## Exercise brief
Leave out the pictures and copy every record exactly.

━━━ Records for the exercise ━━━

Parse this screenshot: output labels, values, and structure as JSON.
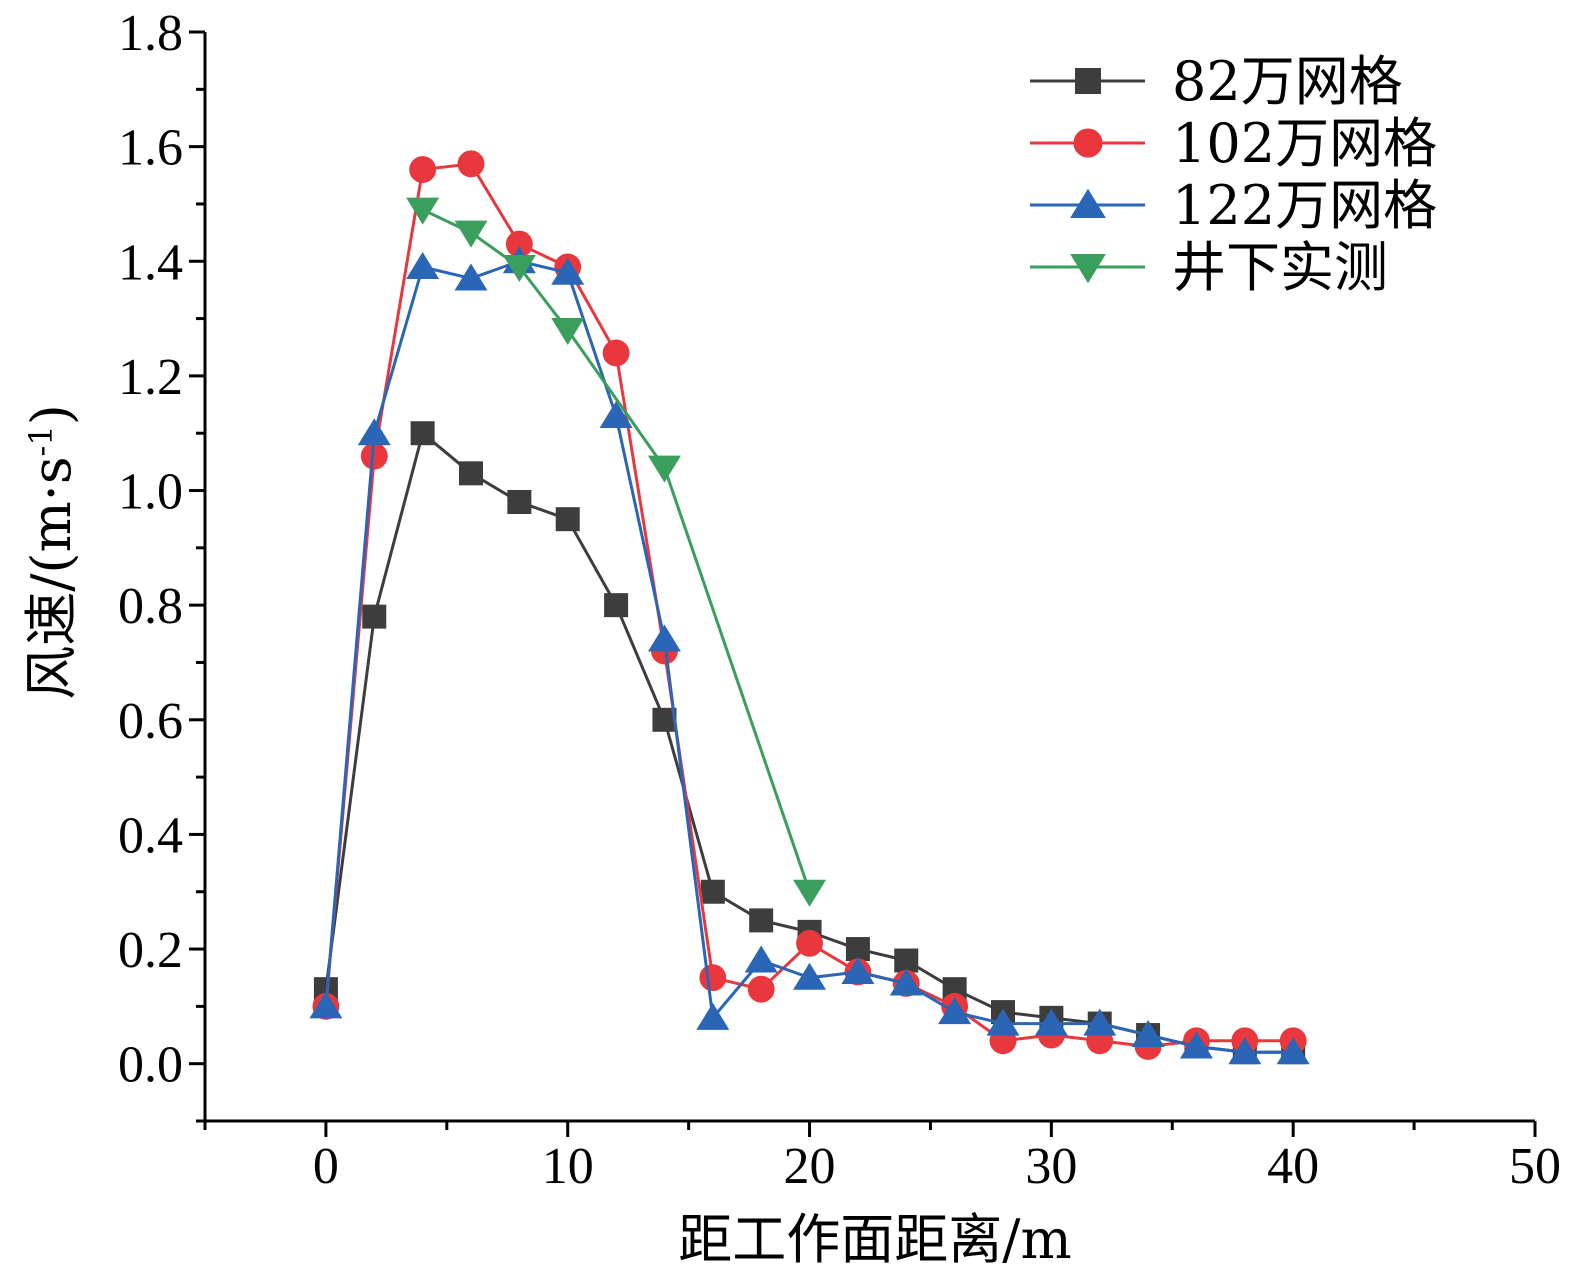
{
  "chart_data": {
    "type": "line",
    "xlabel": "距工作面距离/m",
    "ylabel": "风速/(m·s",
    "ylabel_sup": "-1",
    "ylabel_close": ")",
    "xlim": [
      -5,
      50
    ],
    "ylim": [
      -0.1,
      1.8
    ],
    "xticks": [
      0,
      10,
      20,
      30,
      40,
      50
    ],
    "xtick_labels": [
      "0",
      "10",
      "20",
      "30",
      "40",
      "50"
    ],
    "yticks": [
      0.0,
      0.2,
      0.4,
      0.6,
      0.8,
      1.0,
      1.2,
      1.4,
      1.6,
      1.8
    ],
    "ytick_labels": [
      "0.0",
      "0.2",
      "0.4",
      "0.6",
      "0.8",
      "1.0",
      "1.2",
      "1.4",
      "1.6",
      "1.8"
    ],
    "legend_position": "top-right",
    "series": [
      {
        "name": "82万网格",
        "color": "#3d3d3d",
        "marker": "square",
        "x": [
          0,
          2,
          4,
          6,
          8,
          10,
          12,
          14,
          16,
          18,
          20,
          22,
          24,
          26,
          28,
          30,
          32,
          34,
          36,
          38,
          40
        ],
        "y": [
          0.13,
          0.78,
          1.1,
          1.03,
          0.98,
          0.95,
          0.8,
          0.6,
          0.3,
          0.25,
          0.23,
          0.2,
          0.18,
          0.13,
          0.09,
          0.08,
          0.07,
          0.05,
          0.03,
          0.02,
          0.02
        ]
      },
      {
        "name": "102万网格",
        "color": "#e8383d",
        "marker": "circle",
        "x": [
          0,
          2,
          4,
          6,
          8,
          10,
          12,
          14,
          16,
          18,
          20,
          22,
          24,
          26,
          28,
          30,
          32,
          34,
          36,
          38,
          40
        ],
        "y": [
          0.1,
          1.06,
          1.56,
          1.57,
          1.43,
          1.39,
          1.24,
          0.72,
          0.15,
          0.13,
          0.21,
          0.16,
          0.14,
          0.1,
          0.04,
          0.05,
          0.04,
          0.03,
          0.04,
          0.04,
          0.04
        ]
      },
      {
        "name": "122万网格",
        "color": "#2a66b5",
        "marker": "triangle-up",
        "x": [
          0,
          2,
          4,
          6,
          8,
          10,
          12,
          14,
          16,
          18,
          20,
          22,
          24,
          26,
          28,
          30,
          32,
          34,
          36,
          38,
          40
        ],
        "y": [
          0.1,
          1.1,
          1.39,
          1.37,
          1.4,
          1.38,
          1.13,
          0.74,
          0.08,
          0.18,
          0.15,
          0.16,
          0.14,
          0.09,
          0.07,
          0.07,
          0.07,
          0.05,
          0.03,
          0.02,
          0.02
        ]
      },
      {
        "name": "井下实测",
        "color": "#3a9e5c",
        "marker": "triangle-down",
        "x": [
          4,
          6,
          8,
          10,
          14,
          20
        ],
        "y": [
          1.49,
          1.45,
          1.39,
          1.28,
          1.04,
          0.3
        ]
      }
    ]
  }
}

━━━

## Task response
Parse this screenshot: output labels, values, and structure as JSON.
{
  "chart_data": {
    "type": "line",
    "xlabel": "距工作面距离/m",
    "ylabel": "风速/(m·s",
    "ylabel_sup": "-1",
    "ylabel_close": ")",
    "xlim": [
      -5,
      50
    ],
    "ylim": [
      -0.1,
      1.8
    ],
    "xticks": [
      0,
      10,
      20,
      30,
      40,
      50
    ],
    "xtick_labels": [
      "0",
      "10",
      "20",
      "30",
      "40",
      "50"
    ],
    "yticks": [
      0.0,
      0.2,
      0.4,
      0.6,
      0.8,
      1.0,
      1.2,
      1.4,
      1.6,
      1.8
    ],
    "ytick_labels": [
      "0.0",
      "0.2",
      "0.4",
      "0.6",
      "0.8",
      "1.0",
      "1.2",
      "1.4",
      "1.6",
      "1.8"
    ],
    "legend_position": "top-right",
    "series": [
      {
        "name": "82万网格",
        "color": "#3d3d3d",
        "marker": "square",
        "x": [
          0,
          2,
          4,
          6,
          8,
          10,
          12,
          14,
          16,
          18,
          20,
          22,
          24,
          26,
          28,
          30,
          32,
          34,
          36,
          38,
          40
        ],
        "y": [
          0.13,
          0.78,
          1.1,
          1.03,
          0.98,
          0.95,
          0.8,
          0.6,
          0.3,
          0.25,
          0.23,
          0.2,
          0.18,
          0.13,
          0.09,
          0.08,
          0.07,
          0.05,
          0.03,
          0.02,
          0.02
        ]
      },
      {
        "name": "102万网格",
        "color": "#e8383d",
        "marker": "circle",
        "x": [
          0,
          2,
          4,
          6,
          8,
          10,
          12,
          14,
          16,
          18,
          20,
          22,
          24,
          26,
          28,
          30,
          32,
          34,
          36,
          38,
          40
        ],
        "y": [
          0.1,
          1.06,
          1.56,
          1.57,
          1.43,
          1.39,
          1.24,
          0.72,
          0.15,
          0.13,
          0.21,
          0.16,
          0.14,
          0.1,
          0.04,
          0.05,
          0.04,
          0.03,
          0.04,
          0.04,
          0.04
        ]
      },
      {
        "name": "122万网格",
        "color": "#2a66b5",
        "marker": "triangle-up",
        "x": [
          0,
          2,
          4,
          6,
          8,
          10,
          12,
          14,
          16,
          18,
          20,
          22,
          24,
          26,
          28,
          30,
          32,
          34,
          36,
          38,
          40
        ],
        "y": [
          0.1,
          1.1,
          1.39,
          1.37,
          1.4,
          1.38,
          1.13,
          0.74,
          0.08,
          0.18,
          0.15,
          0.16,
          0.14,
          0.09,
          0.07,
          0.07,
          0.07,
          0.05,
          0.03,
          0.02,
          0.02
        ]
      },
      {
        "name": "井下实测",
        "color": "#3a9e5c",
        "marker": "triangle-down",
        "x": [
          4,
          6,
          8,
          10,
          14,
          20
        ],
        "y": [
          1.49,
          1.45,
          1.39,
          1.28,
          1.04,
          0.3
        ]
      }
    ]
  }
}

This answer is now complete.